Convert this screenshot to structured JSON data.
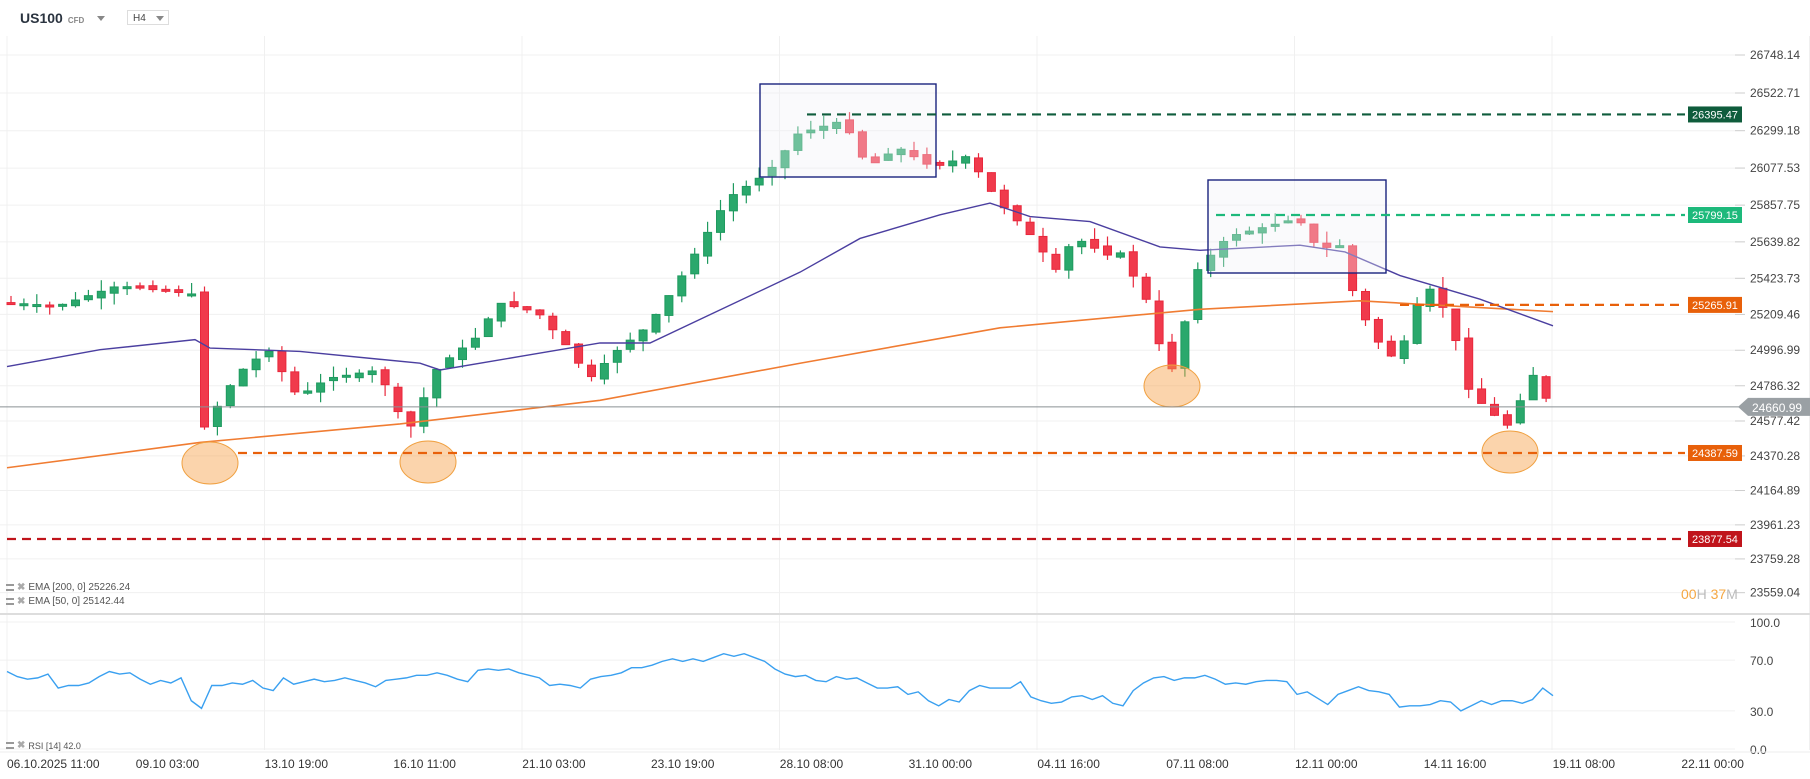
{
  "header": {
    "symbol": "US100",
    "symbol_type": "CFD",
    "timeframe": "H4"
  },
  "indicators": {
    "ema200": {
      "label": "EMA [200, 0] 25226.24",
      "color": "#f07c32"
    },
    "ema50": {
      "label": "EMA [50, 0] 25142.44",
      "color": "#4b3fa0"
    },
    "rsi": {
      "label": "RSI [14] 42.0",
      "color": "#3aa0f0"
    }
  },
  "countdown": {
    "hours": "00",
    "h": "H",
    "minutes": "37",
    "m": "M"
  },
  "price_axis": [
    "26748.14",
    "26522.71",
    "26299.18",
    "26077.53",
    "25857.75",
    "25639.82",
    "25423.73",
    "25209.46",
    "24996.99",
    "24786.32",
    "24577.42",
    "24370.28",
    "24164.89",
    "23961.23",
    "23759.28",
    "23559.04"
  ],
  "rsi_axis": [
    "100.0",
    "70.0",
    "30.0",
    "0.0"
  ],
  "time_axis": [
    "06.10.2025  11:00",
    "09.10  03:00",
    "13.10  19:00",
    "16.10  11:00",
    "21.10  03:00",
    "23.10  19:00",
    "28.10  08:00",
    "31.10  00:00",
    "04.11  16:00",
    "07.11  08:00",
    "12.11  00:00",
    "14.11  16:00",
    "19.11  08:00",
    "22.11  00:00"
  ],
  "levels": [
    {
      "price": "26395.47",
      "color": "#0f5c3c"
    },
    {
      "price": "25799.15",
      "color": "#1db97b"
    },
    {
      "price": "25265.91",
      "color": "#e8600a"
    },
    {
      "price": "24387.59",
      "color": "#e8600a"
    },
    {
      "price": "23877.54",
      "color": "#c0141b"
    }
  ],
  "current_price": "24660.99",
  "chart_data": {
    "type": "candlestick",
    "title": "US100 CFD H4",
    "xlabel": "",
    "ylabel": "",
    "ylim": [
      23559.04,
      26748.14
    ],
    "rsi_ylim": [
      0,
      100
    ],
    "x": [
      "06.10.2025 11:00",
      "09.10 03:00",
      "13.10 19:00",
      "16.10 11:00",
      "21.10 03:00",
      "23.10 19:00",
      "28.10 08:00",
      "31.10 00:00",
      "04.11 16:00",
      "07.11 08:00",
      "12.11 00:00",
      "14.11 16:00",
      "19.11 08:00"
    ],
    "close_at_x_approx": [
      25150,
      25330,
      24950,
      24980,
      24880,
      25520,
      26120,
      26180,
      25700,
      24980,
      25640,
      25250,
      24661
    ],
    "current_price": 24660.99,
    "horizontal_levels": [
      26395.47,
      25799.15,
      25265.91,
      24387.59,
      23877.54
    ],
    "ema200_last": 25226.24,
    "ema50_last": 25142.44,
    "rsi_last": 42.0,
    "rsi_values_approx": [
      61,
      57,
      55,
      56,
      59,
      48,
      50,
      50,
      52,
      57,
      61,
      59,
      60,
      55,
      51,
      54,
      52,
      56,
      38,
      32,
      50,
      50,
      52,
      51,
      54,
      48,
      46,
      56,
      51,
      53,
      55,
      53,
      54,
      56,
      54,
      52,
      49,
      54,
      55,
      56,
      58,
      58,
      60,
      58,
      55,
      53,
      62,
      63,
      62,
      63,
      60,
      58,
      56,
      50,
      51,
      50,
      48,
      55,
      57,
      58,
      60,
      64,
      64,
      66,
      69,
      71,
      69,
      71,
      69,
      72,
      75,
      73,
      75,
      72,
      69,
      63,
      59,
      57,
      58,
      54,
      53,
      57,
      55,
      56,
      52,
      48,
      48,
      49,
      43,
      45,
      38,
      34,
      39,
      37,
      46,
      50,
      48,
      48,
      48,
      53,
      41,
      38,
      36,
      37,
      41,
      42,
      39,
      42,
      36,
      34,
      46,
      52,
      56,
      57,
      54,
      56,
      56,
      58,
      55,
      51,
      52,
      51,
      53,
      54,
      54,
      53,
      43,
      45,
      40,
      35,
      43,
      46,
      49,
      46,
      45,
      43,
      33,
      34,
      34,
      35,
      38,
      37,
      30,
      34,
      38,
      35,
      38,
      38,
      36,
      39,
      48,
      42
    ],
    "annotations": [
      "range box 28.10-31.10 top",
      "range box 07.11-13.11",
      "support ellipses at 24387.59"
    ]
  }
}
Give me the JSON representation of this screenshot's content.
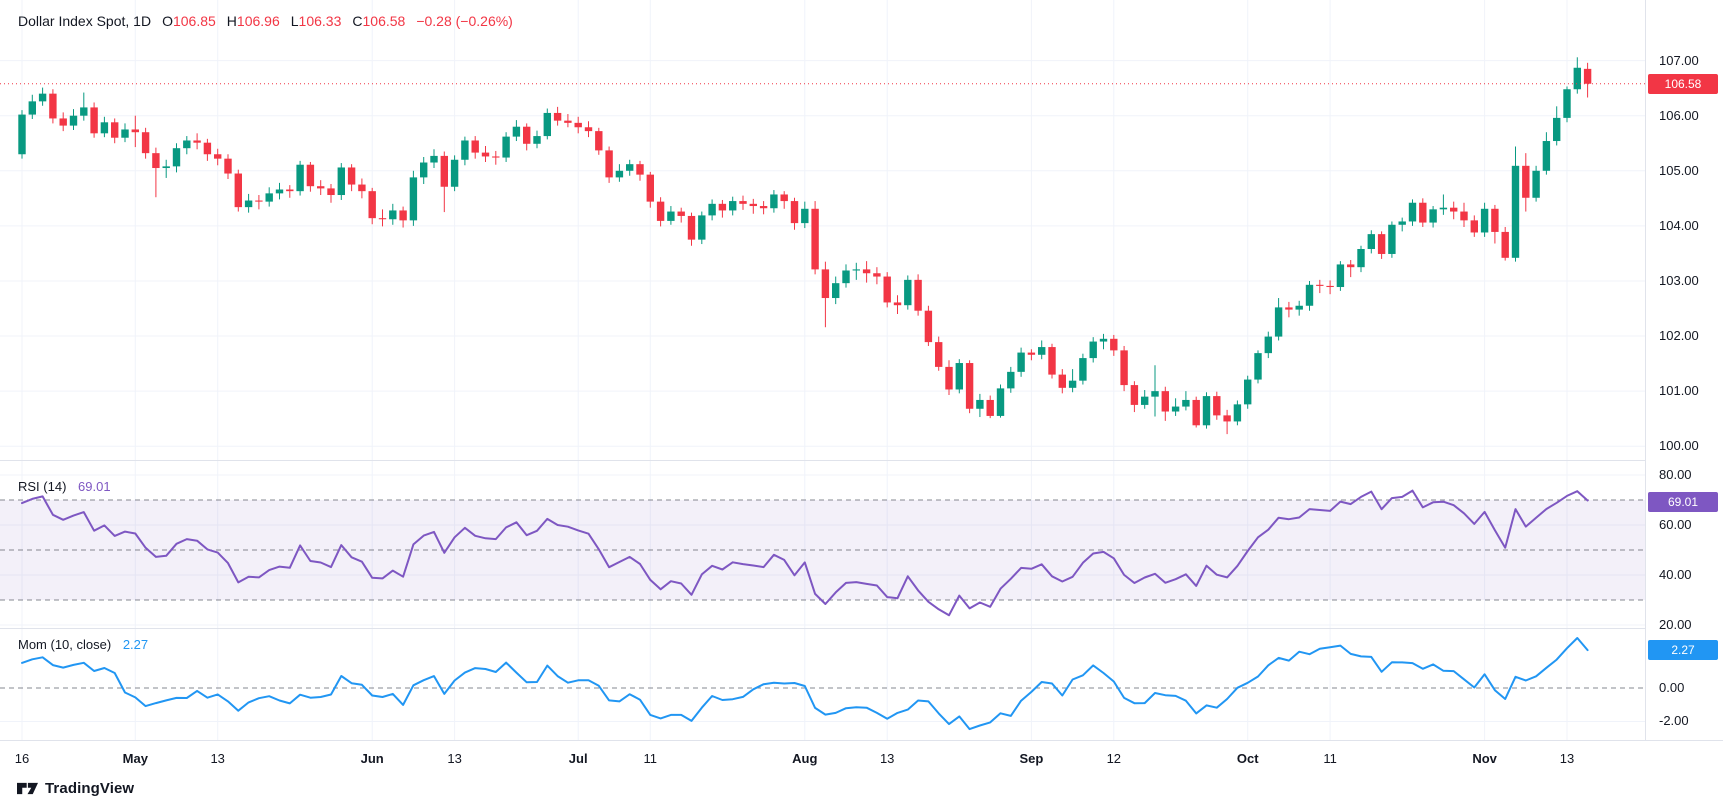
**********
▶ **Task objective**
Can you retype every record above exactly, leaving out the pictures?

▶ **Output for this exercise**
Convert this screenshot to structured JSON data.
{
  "header": {
    "symbol": "US100",
    "symbol_type": "CFD",
    "timeframe": "H4"
  },
  "indicators": {
    "ema200": {
      "label": "EMA [200, 0] 25226.24",
      "color": "#f07c32"
    },
    "ema50": {
      "label": "EMA [50, 0] 25142.44",
      "color": "#4b3fa0"
    },
    "rsi": {
      "label": "RSI [14] 42.0",
      "color": "#3aa0f0"
    }
  },
  "countdown": {
    "hours": "00",
    "h": "H",
    "minutes": "37",
    "m": "M"
  },
  "price_axis": [
    "26748.14",
    "26522.71",
    "26299.18",
    "26077.53",
    "25857.75",
    "25639.82",
    "25423.73",
    "25209.46",
    "24996.99",
    "24786.32",
    "24577.42",
    "24370.28",
    "24164.89",
    "23961.23",
    "23759.28",
    "23559.04"
  ],
  "rsi_axis": [
    "100.0",
    "70.0",
    "30.0",
    "0.0"
  ],
  "time_axis": [
    "06.10.2025  11:00",
    "09.10  03:00",
    "13.10  19:00",
    "16.10  11:00",
    "21.10  03:00",
    "23.10  19:00",
    "28.10  08:00",
    "31.10  00:00",
    "04.11  16:00",
    "07.11  08:00",
    "12.11  00:00",
    "14.11  16:00",
    "19.11  08:00",
    "22.11  00:00"
  ],
  "levels": [
    {
      "price": "26395.47",
      "color": "#0f5c3c"
    },
    {
      "price": "25799.15",
      "color": "#1db97b"
    },
    {
      "price": "25265.91",
      "color": "#e8600a"
    },
    {
      "price": "24387.59",
      "color": "#e8600a"
    },
    {
      "price": "23877.54",
      "color": "#c0141b"
    }
  ],
  "current_price": "24660.99",
  "chart_data": {
    "type": "candlestick",
    "title": "US100 CFD H4",
    "xlabel": "",
    "ylabel": "",
    "ylim": [
      23559.04,
      26748.14
    ],
    "rsi_ylim": [
      0,
      100
    ],
    "x": [
      "06.10.2025 11:00",
      "09.10 03:00",
      "13.10 19:00",
      "16.10 11:00",
      "21.10 03:00",
      "23.10 19:00",
      "28.10 08:00",
      "31.10 00:00",
      "04.11 16:00",
      "07.11 08:00",
      "12.11 00:00",
      "14.11 16:00",
      "19.11 08:00"
    ],
    "close_at_x_approx": [
      25150,
      25330,
      24950,
      24980,
      24880,
      25520,
      26120,
      26180,
      25700,
      24980,
      25640,
      25250,
      24661
    ],
    "current_price": 24660.99,
    "horizontal_levels": [
      26395.47,
      25799.15,
      25265.91,
      24387.59,
      23877.54
    ],
    "ema200_last": 25226.24,
    "ema50_last": 25142.44,
    "rsi_last": 42.0,
    "rsi_values_approx": [
      61,
      57,
      55,
      56,
      59,
      48,
      50,
      50,
      52,
      57,
      61,
      59,
      60,
      55,
      51,
      54,
      52,
      56,
      38,
      32,
      50,
      50,
      52,
      51,
      54,
      48,
      46,
      56,
      51,
      53,
      55,
      53,
      54,
      56,
      54,
      52,
      49,
      54,
      55,
      56,
      58,
      58,
      60,
      58,
      55,
      53,
      62,
      63,
      62,
      63,
      60,
      58,
      56,
      50,
      51,
      50,
      48,
      55,
      57,
      58,
      60,
      64,
      64,
      66,
      69,
      71,
      69,
      71,
      69,
      72,
      75,
      73,
      75,
      72,
      69,
      63,
      59,
      57,
      58,
      54,
      53,
      57,
      55,
      56,
      52,
      48,
      48,
      49,
      43,
      45,
      38,
      34,
      39,
      37,
      46,
      50,
      48,
      48,
      48,
      53,
      41,
      38,
      36,
      37,
      41,
      42,
      39,
      42,
      36,
      34,
      46,
      52,
      56,
      57,
      54,
      56,
      56,
      58,
      55,
      51,
      52,
      51,
      53,
      54,
      54,
      53,
      43,
      45,
      40,
      35,
      43,
      46,
      49,
      46,
      45,
      43,
      33,
      34,
      34,
      35,
      38,
      37,
      30,
      34,
      38,
      35,
      38,
      38,
      36,
      39,
      48,
      42
    ],
    "annotations": [
      "range box 28.10-31.10 top",
      "range box 07.11-13.11",
      "support ellipses at 24387.59"
    ]
  }
}
Give me the JSON representation of this screenshot's content.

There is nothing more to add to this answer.